• **WRITTEN EXERCISE**
Extract every entry word for word.

• **EXERCISE DATA**

══════════

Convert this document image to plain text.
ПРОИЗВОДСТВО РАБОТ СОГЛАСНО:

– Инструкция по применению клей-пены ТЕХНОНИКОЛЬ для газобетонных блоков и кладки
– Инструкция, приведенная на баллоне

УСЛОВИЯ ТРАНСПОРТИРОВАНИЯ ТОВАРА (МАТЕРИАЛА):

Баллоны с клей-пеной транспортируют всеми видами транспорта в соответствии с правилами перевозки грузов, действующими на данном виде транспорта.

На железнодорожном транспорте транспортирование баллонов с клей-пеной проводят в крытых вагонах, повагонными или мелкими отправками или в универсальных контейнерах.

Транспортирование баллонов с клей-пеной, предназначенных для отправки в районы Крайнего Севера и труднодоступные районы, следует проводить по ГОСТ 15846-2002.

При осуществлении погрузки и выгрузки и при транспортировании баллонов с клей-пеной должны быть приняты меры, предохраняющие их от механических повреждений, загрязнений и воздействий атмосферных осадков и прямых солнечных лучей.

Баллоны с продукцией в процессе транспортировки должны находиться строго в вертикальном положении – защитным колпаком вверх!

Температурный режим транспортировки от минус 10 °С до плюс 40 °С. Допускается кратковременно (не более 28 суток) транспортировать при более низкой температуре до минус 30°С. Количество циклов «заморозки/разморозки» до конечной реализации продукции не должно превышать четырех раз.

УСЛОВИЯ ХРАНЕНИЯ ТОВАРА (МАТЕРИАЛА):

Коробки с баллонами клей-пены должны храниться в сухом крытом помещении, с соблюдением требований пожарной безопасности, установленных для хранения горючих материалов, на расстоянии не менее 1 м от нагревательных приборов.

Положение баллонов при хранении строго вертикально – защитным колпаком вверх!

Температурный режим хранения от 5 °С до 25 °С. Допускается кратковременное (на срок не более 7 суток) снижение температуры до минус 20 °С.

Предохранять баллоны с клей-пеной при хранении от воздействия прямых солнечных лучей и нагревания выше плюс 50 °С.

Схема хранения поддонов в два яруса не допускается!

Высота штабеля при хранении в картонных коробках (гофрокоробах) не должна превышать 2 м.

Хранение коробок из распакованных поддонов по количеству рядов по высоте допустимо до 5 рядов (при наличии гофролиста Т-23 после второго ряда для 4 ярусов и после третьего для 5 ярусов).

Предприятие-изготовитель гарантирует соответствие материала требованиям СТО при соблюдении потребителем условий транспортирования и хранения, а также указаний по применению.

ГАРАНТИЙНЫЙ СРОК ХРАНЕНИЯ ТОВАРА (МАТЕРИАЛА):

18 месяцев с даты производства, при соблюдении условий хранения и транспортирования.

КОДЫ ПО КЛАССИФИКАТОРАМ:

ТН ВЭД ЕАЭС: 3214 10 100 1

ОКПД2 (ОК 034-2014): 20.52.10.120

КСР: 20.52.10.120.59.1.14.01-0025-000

══════════

• **THE OUTPUT**
Convert this document image to plain text.
ПРОИЗВОДСТВО РАБОТ СОГЛАСНО:

– Инструкция по применению клей-пены ТЕХНОНИКОЛЬ для газобетонных блоков и кладки
– Инструкция, приведенная на баллоне

УСЛОВИЯ ТРАНСПОРТИРОВАНИЯ ТОВАРА (МАТЕРИАЛА):

Баллоны с клей-пеной транспортируют всеми видами транспорта в соответствии с правилами перевозки грузов, действующими на данном виде транспорта.

На железнодорожном транспорте транспортирование баллонов с клей-пеной проводят в крытых вагонах, повагонными или мелкими отправками или в универсальных контейнерах.

Транспортирование баллонов с клей-пеной, предназначенных для отправки в районы Крайнего Севера и труднодоступные районы, следует проводить по ГОСТ 15846-2002.

При осуществлении погрузки и выгрузки и при транспортировании баллонов с клей-пеной должны быть приняты меры, предохраняющие их от механических повреждений, загрязнений и воздействий атмосферных осадков и прямых солнечных лучей.

Баллоны с продукцией в процессе транспортировки должны находиться строго в вертикальном положении – защитным колпаком вверх!

Температурный режим транспортировки от минус 10 °С до плюс 40 °С. Допускается кратковременно (не более 28 суток) транспортировать при более низкой температуре до минус 30°С. Количество циклов «заморозки/разморозки» до конечной реализации продукции не должно превышать четырех раз.

УСЛОВИЯ ХРАНЕНИЯ ТОВАРА (МАТЕРИАЛА):

Коробки с баллонами клей-пены должны храниться в сухом крытом помещении, с соблюдением требований пожарной безопасности, установленных для хранения горючих материалов, на расстоянии не менее 1 м от нагревательных приборов.

Положение баллонов при хранении строго вертикально – защитным колпаком вверх!

Температурный режим хранения от 5 °С до 25 °С. Допускается кратковременное (на срок не более 7 суток) снижение температуры до минус 20 °С.

Предохранять баллоны с клей-пеной при хранении от воздействия прямых солнечных лучей и нагревания выше плюс 50 °С.

Схема хранения поддонов в два яруса не допускается!

Высота штабеля при хранении в картонных коробках (гофрокоробах) не должна превышать 2 м.

Хранение коробок из распакованных поддонов по количеству рядов по высоте допустимо до 5 рядов (при наличии гофролиста Т-23 после второго ряда для 4 ярусов и после третьего для 5 ярусов).

Предприятие-изготовитель гарантирует соответствие материала требованиям СТО при соблюдении потребителем условий транспортирования и хранения, а также указаний по применению.

ГАРАНТИЙНЫЙ СРОК ХРАНЕНИЯ ТОВАРА (МАТЕРИАЛА):

18 месяцев с даты производства, при соблюдении условий хранения и транспортирования.

КОДЫ ПО КЛАССИФИКАТОРАМ:

ТН ВЭД ЕАЭС: 3214 10 100 1

ОКПД2 (ОК 034-2014): 20.52.10.120

КСР: 20.52.10.120.59.1.14.01-0025-000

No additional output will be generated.